Where the data below has the string "Reward", return the whole line.

+---+

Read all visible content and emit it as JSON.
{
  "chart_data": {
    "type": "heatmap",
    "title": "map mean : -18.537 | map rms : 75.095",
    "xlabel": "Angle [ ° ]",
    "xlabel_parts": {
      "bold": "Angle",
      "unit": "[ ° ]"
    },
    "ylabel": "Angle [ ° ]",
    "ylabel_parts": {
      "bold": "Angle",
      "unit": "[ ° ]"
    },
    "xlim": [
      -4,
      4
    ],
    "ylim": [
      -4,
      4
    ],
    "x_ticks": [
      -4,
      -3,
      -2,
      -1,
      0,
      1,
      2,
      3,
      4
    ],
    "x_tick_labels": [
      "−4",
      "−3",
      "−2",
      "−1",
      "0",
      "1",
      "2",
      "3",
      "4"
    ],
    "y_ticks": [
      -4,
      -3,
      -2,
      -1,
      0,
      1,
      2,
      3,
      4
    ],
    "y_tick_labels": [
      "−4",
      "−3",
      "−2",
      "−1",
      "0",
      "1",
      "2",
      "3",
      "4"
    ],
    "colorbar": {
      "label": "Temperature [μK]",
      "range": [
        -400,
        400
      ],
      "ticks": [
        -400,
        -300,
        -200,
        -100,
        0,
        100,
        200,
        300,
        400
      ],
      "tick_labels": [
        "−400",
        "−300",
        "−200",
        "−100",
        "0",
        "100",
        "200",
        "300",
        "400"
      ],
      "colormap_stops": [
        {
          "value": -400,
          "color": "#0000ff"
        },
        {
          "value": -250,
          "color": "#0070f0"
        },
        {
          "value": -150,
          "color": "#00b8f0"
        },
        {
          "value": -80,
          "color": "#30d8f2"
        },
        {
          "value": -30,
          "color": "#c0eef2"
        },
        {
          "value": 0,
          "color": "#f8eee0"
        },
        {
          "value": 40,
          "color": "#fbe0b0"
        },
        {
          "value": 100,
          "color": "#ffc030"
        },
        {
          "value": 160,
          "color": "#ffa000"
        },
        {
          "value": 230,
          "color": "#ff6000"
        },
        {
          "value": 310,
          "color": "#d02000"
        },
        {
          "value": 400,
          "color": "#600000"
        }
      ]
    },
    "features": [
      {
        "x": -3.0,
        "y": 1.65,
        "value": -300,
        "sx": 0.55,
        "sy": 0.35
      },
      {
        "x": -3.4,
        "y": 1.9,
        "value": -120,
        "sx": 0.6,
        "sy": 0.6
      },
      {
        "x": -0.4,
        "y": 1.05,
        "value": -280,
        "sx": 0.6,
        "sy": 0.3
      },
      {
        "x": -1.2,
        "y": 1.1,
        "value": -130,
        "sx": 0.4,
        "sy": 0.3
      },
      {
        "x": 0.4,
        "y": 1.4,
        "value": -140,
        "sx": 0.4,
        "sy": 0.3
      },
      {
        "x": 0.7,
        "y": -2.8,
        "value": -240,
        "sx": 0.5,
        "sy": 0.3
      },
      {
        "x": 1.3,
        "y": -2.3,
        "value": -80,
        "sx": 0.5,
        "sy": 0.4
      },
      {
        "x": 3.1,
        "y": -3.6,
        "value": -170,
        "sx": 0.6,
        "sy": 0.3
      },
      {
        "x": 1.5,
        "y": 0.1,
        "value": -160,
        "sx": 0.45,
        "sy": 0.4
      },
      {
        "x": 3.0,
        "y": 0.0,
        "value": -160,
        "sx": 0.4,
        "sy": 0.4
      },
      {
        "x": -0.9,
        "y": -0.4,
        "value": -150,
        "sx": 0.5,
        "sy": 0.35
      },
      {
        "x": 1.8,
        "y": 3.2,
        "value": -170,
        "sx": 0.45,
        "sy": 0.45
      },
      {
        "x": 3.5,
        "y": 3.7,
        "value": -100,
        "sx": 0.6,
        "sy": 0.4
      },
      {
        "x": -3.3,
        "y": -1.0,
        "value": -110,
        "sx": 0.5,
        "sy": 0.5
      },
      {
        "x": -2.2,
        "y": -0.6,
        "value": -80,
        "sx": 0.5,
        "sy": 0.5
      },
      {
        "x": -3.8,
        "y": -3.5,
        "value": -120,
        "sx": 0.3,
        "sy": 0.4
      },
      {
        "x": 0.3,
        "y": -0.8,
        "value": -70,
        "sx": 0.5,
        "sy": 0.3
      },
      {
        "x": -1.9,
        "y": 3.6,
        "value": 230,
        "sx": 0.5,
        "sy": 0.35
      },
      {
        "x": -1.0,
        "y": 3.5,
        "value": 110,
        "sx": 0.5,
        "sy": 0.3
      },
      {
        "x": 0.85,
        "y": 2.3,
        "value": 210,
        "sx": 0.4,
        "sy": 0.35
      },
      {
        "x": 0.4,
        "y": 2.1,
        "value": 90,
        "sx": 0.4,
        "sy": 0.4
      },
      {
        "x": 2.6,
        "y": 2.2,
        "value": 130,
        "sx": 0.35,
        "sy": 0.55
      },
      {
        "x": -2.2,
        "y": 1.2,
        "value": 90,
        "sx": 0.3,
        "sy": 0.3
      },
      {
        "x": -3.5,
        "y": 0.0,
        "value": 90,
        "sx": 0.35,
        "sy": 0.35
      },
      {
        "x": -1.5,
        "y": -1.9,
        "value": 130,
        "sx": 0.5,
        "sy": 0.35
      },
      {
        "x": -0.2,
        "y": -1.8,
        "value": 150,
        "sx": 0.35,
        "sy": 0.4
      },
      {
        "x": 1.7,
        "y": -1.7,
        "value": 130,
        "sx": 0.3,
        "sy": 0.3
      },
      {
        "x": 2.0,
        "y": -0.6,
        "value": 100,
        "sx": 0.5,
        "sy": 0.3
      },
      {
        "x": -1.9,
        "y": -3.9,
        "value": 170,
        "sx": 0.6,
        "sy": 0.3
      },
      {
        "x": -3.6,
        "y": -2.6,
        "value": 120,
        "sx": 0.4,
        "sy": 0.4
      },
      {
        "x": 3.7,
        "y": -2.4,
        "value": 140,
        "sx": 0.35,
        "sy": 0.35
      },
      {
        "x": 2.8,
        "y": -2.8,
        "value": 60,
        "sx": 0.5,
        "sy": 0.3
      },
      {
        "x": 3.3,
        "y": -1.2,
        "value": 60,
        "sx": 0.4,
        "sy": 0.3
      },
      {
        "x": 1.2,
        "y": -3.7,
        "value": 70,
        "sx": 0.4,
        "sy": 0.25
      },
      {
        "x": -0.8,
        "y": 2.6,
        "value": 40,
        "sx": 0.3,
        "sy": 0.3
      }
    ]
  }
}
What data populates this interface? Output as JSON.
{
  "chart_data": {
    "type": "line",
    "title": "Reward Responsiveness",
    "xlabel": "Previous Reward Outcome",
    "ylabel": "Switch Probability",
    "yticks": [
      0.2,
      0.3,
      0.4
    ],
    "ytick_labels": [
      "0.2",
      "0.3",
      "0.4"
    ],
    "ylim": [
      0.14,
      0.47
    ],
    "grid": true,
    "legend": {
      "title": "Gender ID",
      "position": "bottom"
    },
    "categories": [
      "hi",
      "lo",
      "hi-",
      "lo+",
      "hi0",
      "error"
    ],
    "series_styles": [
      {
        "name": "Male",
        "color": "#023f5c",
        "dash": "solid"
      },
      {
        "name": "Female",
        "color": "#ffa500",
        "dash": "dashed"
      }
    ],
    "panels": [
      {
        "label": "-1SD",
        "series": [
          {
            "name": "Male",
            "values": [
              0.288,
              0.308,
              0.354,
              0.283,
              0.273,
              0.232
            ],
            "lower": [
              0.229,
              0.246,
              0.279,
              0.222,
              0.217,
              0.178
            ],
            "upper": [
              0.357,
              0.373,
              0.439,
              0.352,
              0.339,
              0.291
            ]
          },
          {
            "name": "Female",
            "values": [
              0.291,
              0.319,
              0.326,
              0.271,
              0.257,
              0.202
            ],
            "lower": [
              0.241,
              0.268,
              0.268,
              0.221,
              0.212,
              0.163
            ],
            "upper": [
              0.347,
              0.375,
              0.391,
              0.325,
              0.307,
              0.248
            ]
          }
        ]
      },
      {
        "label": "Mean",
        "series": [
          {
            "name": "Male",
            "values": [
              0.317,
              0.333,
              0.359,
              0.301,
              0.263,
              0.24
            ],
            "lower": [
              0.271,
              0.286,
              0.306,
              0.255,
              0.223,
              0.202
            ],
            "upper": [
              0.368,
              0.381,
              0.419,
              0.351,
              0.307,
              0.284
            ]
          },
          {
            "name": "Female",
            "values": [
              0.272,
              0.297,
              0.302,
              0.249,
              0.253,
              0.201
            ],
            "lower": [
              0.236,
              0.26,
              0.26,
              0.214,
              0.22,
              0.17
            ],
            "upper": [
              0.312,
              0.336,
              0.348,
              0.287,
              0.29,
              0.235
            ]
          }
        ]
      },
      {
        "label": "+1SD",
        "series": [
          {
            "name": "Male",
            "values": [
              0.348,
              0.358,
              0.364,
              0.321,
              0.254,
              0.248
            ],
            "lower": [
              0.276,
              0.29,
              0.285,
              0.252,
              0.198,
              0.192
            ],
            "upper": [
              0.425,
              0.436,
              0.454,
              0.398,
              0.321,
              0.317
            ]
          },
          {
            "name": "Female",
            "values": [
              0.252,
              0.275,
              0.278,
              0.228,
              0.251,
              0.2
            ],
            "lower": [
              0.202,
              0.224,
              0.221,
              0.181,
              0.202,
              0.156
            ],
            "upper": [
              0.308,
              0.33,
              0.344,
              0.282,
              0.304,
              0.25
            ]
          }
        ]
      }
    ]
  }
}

+---+

## Output for this task
    "title": "Reward Responsiveness",
    "xlabel": "Previous Reward Outcome",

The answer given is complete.